> Prompt: Output the full set of records exactly.

[Data section Boundary: Start]

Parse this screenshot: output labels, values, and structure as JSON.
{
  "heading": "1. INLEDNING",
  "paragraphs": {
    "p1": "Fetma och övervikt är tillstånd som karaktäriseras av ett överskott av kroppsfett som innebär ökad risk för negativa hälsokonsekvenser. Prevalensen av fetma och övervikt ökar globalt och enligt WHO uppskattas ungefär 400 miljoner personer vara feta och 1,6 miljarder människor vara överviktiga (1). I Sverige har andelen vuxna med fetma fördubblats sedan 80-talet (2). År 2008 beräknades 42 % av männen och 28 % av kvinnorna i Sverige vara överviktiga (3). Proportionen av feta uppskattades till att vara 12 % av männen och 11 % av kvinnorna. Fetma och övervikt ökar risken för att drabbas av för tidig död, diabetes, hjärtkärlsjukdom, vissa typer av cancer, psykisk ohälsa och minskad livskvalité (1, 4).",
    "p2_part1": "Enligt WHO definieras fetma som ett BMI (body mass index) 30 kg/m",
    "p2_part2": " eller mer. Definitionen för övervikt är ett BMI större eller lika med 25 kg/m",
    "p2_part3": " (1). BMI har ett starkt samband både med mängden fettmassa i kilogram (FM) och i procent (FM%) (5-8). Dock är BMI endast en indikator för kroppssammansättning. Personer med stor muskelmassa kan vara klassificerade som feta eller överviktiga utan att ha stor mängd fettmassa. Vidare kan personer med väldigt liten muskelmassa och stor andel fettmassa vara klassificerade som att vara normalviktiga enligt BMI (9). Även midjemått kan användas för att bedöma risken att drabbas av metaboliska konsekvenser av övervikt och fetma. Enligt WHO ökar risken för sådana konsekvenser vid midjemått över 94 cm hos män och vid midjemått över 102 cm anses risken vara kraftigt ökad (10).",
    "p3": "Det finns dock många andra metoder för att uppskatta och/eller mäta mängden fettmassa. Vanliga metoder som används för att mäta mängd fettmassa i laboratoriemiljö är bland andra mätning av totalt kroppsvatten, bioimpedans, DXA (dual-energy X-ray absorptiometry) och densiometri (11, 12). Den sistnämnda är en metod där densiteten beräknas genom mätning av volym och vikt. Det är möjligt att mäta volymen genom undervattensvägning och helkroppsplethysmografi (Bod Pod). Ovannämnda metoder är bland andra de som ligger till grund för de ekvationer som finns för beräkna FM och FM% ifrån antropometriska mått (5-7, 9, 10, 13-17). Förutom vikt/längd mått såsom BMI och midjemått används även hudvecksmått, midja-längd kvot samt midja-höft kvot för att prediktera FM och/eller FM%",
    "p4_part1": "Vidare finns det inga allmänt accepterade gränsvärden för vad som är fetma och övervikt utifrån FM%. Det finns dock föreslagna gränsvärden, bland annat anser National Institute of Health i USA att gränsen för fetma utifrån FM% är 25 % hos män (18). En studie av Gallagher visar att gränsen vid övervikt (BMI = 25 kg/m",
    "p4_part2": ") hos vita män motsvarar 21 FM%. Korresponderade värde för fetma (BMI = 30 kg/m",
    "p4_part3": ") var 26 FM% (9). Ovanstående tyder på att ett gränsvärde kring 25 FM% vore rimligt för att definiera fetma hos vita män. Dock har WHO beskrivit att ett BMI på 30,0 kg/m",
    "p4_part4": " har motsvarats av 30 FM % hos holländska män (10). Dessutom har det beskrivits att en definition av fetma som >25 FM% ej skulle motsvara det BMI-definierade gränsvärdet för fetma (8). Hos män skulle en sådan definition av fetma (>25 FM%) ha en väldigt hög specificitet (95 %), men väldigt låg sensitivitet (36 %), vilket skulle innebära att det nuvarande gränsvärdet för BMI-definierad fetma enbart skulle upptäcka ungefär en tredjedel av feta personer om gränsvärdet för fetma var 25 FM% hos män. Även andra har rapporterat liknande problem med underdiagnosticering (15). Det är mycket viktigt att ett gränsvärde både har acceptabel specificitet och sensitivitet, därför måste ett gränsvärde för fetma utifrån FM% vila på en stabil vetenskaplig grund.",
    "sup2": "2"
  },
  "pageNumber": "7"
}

[Data section Boundary: End]

> Expected answer:
Parse this screenshot: output labels, values, and structure as JSON.
{
  "heading": "1. INLEDNING",
  "paragraphs": {
    "p1": "Fetma och övervikt är tillstånd som karaktäriseras av ett överskott av kroppsfett som innebär ökad risk för negativa hälsokonsekvenser. Prevalensen av fetma och övervikt ökar globalt och enligt WHO uppskattas ungefär 400 miljoner personer vara feta och 1,6 miljarder människor vara överviktiga (1). I Sverige har andelen vuxna med fetma fördubblats sedan 80-talet (2). År 2008 beräknades 42 % av männen och 28 % av kvinnorna i Sverige vara överviktiga (3). Proportionen av feta uppskattades till att vara 12 % av männen och 11 % av kvinnorna. Fetma och övervikt ökar risken för att drabbas av för tidig död, diabetes, hjärtkärlsjukdom, vissa typer av cancer, psykisk ohälsa och minskad livskvalité (1, 4).",
    "p2_part1": "Enligt WHO definieras fetma som ett BMI (body mass index) 30 kg/m",
    "p2_part2": " eller mer. Definitionen för övervikt är ett BMI större eller lika med 25 kg/m",
    "p2_part3": " (1). BMI har ett starkt samband både med mängden fettmassa i kilogram (FM) och i procent (FM%) (5-8). Dock är BMI endast en indikator för kroppssammansättning. Personer med stor muskelmassa kan vara klassificerade som feta eller överviktiga utan att ha stor mängd fettmassa. Vidare kan personer med väldigt liten muskelmassa och stor andel fettmassa vara klassificerade som att vara normalviktiga enligt BMI (9). Även midjemått kan användas för att bedöma risken att drabbas av metaboliska konsekvenser av övervikt och fetma. Enligt WHO ökar risken för sådana konsekvenser vid midjemått över 94 cm hos män och vid midjemått över 102 cm anses risken vara kraftigt ökad (10).",
    "p3": "Det finns dock många andra metoder för att uppskatta och/eller mäta mängden fettmassa. Vanliga metoder som används för att mäta mängd fettmassa i laboratoriemiljö är bland andra mätning av totalt kroppsvatten, bioimpedans, DXA (dual-energy X-ray absorptiometry) och densiometri (11, 12). Den sistnämnda är en metod där densiteten beräknas genom mätning av volym och vikt. Det är möjligt att mäta volymen genom undervattensvägning och helkroppsplethysmografi (Bod Pod). Ovannämnda metoder är bland andra de som ligger till grund för de ekvationer som finns för beräkna FM och FM% ifrån antropometriska mått (5-7, 9, 10, 13-17). Förutom vikt/längd mått såsom BMI och midjemått används även hudvecksmått, midja-längd kvot samt midja-höft kvot för att prediktera FM och/eller FM%",
    "p4_part1": "Vidare finns det inga allmänt accepterade gränsvärden för vad som är fetma och övervikt utifrån FM%. Det finns dock föreslagna gränsvärden, bland annat anser National Institute of Health i USA att gränsen för fetma utifrån FM% är 25 % hos män (18). En studie av Gallagher visar att gränsen vid övervikt (BMI = 25 kg/m",
    "p4_part2": ") hos vita män motsvarar 21 FM%. Korresponderade värde för fetma (BMI = 30 kg/m",
    "p4_part3": ") var 26 FM% (9). Ovanstående tyder på att ett gränsvärde kring 25 FM% vore rimligt för att definiera fetma hos vita män. Dock har WHO beskrivit att ett BMI på 30,0 kg/m",
    "p4_part4": " har motsvarats av 30 FM % hos holländska män (10). Dessutom har det beskrivits att en definition av fetma som >25 FM% ej skulle motsvara det BMI-definierade gränsvärdet för fetma (8). Hos män skulle en sådan definition av fetma (>25 FM%) ha en väldigt hög specificitet (95 %), men väldigt låg sensitivitet (36 %), vilket skulle innebära att det nuvarande gränsvärdet för BMI-definierad fetma enbart skulle upptäcka ungefär en tredjedel av feta personer om gränsvärdet för fetma var 25 FM% hos män. Även andra har rapporterat liknande problem med underdiagnosticering (15). Det är mycket viktigt att ett gränsvärde både har acceptabel specificitet och sensitivitet, därför måste ett gränsvärde för fetma utifrån FM% vila på en stabil vetenskaplig grund.",
    "sup2": "2"
  },
  "pageNumber": "7"
}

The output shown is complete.